In the listing below, locate the lines that hold "наук" and copy them.
─── Raw records ───
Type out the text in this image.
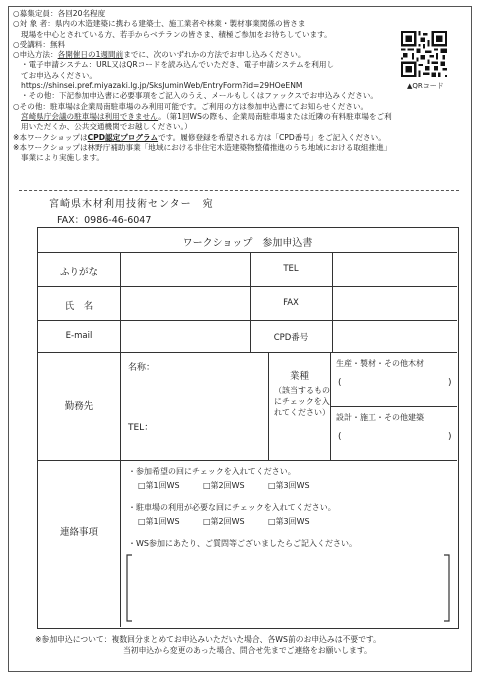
○募集定員：各回20名程度
○対 象 者：県内の木造建築に携わる建築士、施工業者や林業・製材事業関係の皆さま
現場を中心とされている方、若手からベテランの皆さま、積極ご参加をお待ちしています。
○受講料：無料
○申込方法：各開催日の1週間前までに、次のいずれかの方法でお申し込みください。
・電子申請システム：URL又はQRコードを読み込んでいただき、電子申請システムを利用し
てお申込みください。
https://shinsei.pref.miyazaki.lg.jp/SksJuminWeb/EntryForm?id=29HOeENM
・その他：下記参加申込書に必要事項をご記入のうえ、メールもしくはファックスでお申込みください。
○その他：駐車場は企業局南駐車場のみ利用可能です。ご利用の方は参加申込書にてお知らせください。
宮崎県庁会議の駐車場は利用できません。（第1回WSの際も、企業局南駐車場または近隣の有料駐車場をご利
用いただくか、公共交通機関でお越しください。）
※本ワークショップはCPD認定プログラムです。履修登録を希望される方は「CPD番号」をご記入ください。
※本ワークショップは林野庁補助事業「地域における非住宅木造建築物整備推進のうち地域における取組推進」
事業により実施します。
▲QRコード
宮崎県木材利用技術センター　宛
FAX：0986-46-6047
ワークショップ　参加申込書
ふりがな	TEL
氏　名	FAX
E-mail	CPD番号
勤務先
名称：
TEL：
業種
（該当するもの
にチェックを入
れてください）
生産・製材・その他木材
(	)
設計・施工・その他建築
(	)
連絡事項
・参加希望の回にチェックを入れてください。
□第1回WS	□第2回WS	□第3回WS
・駐車場の利用が必要な回にチェックを入れてください。
□第1回WS	□第2回WS	□第3回WS
・WS参加にあたり、ご質問等ございましたらご記入ください。
※参加申込について：複数回分まとめてお申込みいただいた場合、各WS前のお申込みは不要です。
当初申込から変更のあった場合、問合せ先までご連絡をお願いします。
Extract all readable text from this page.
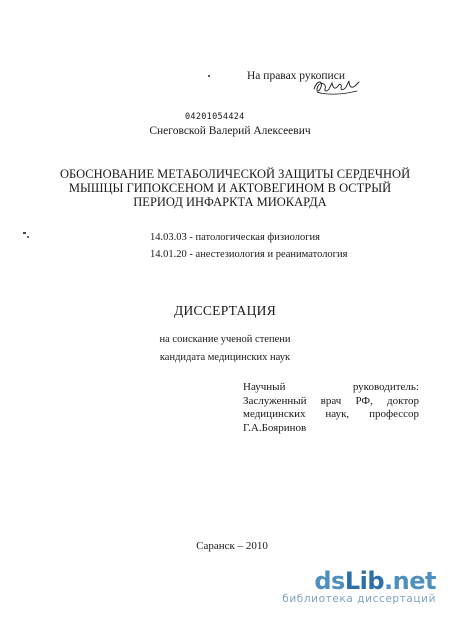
На правах рукописи
04201054424
Снеговской Валерий Алексеевич
ОБОСНОВАНИЕ МЕТАБОЛИЧЕСКОЙ ЗАЩИТЫ СЕРДЕЧНОЙ
МЫШЦЫ ГИПОКСЕНОМ И АКТОВЕГИНОМ В ОСТРЫЙ
ПЕРИОД ИНФАРКТА МИОКАРДА
14.03.03 - патологическая физиология
14.01.20 - анестезиология и реаниматология
ДИССЕРТАЦИЯ
на соискание ученой степени
кандидата медицинских наук
Научный	руководитель:
Заслуженный врач РФ, доктор
медицинских наук, профессор
Г.А.Бояринов
Саранск – 2010
dsLib.net
библиотека диссертаций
───
**The completed task:**
кандидата медицинских наук
медицинских наук, профессор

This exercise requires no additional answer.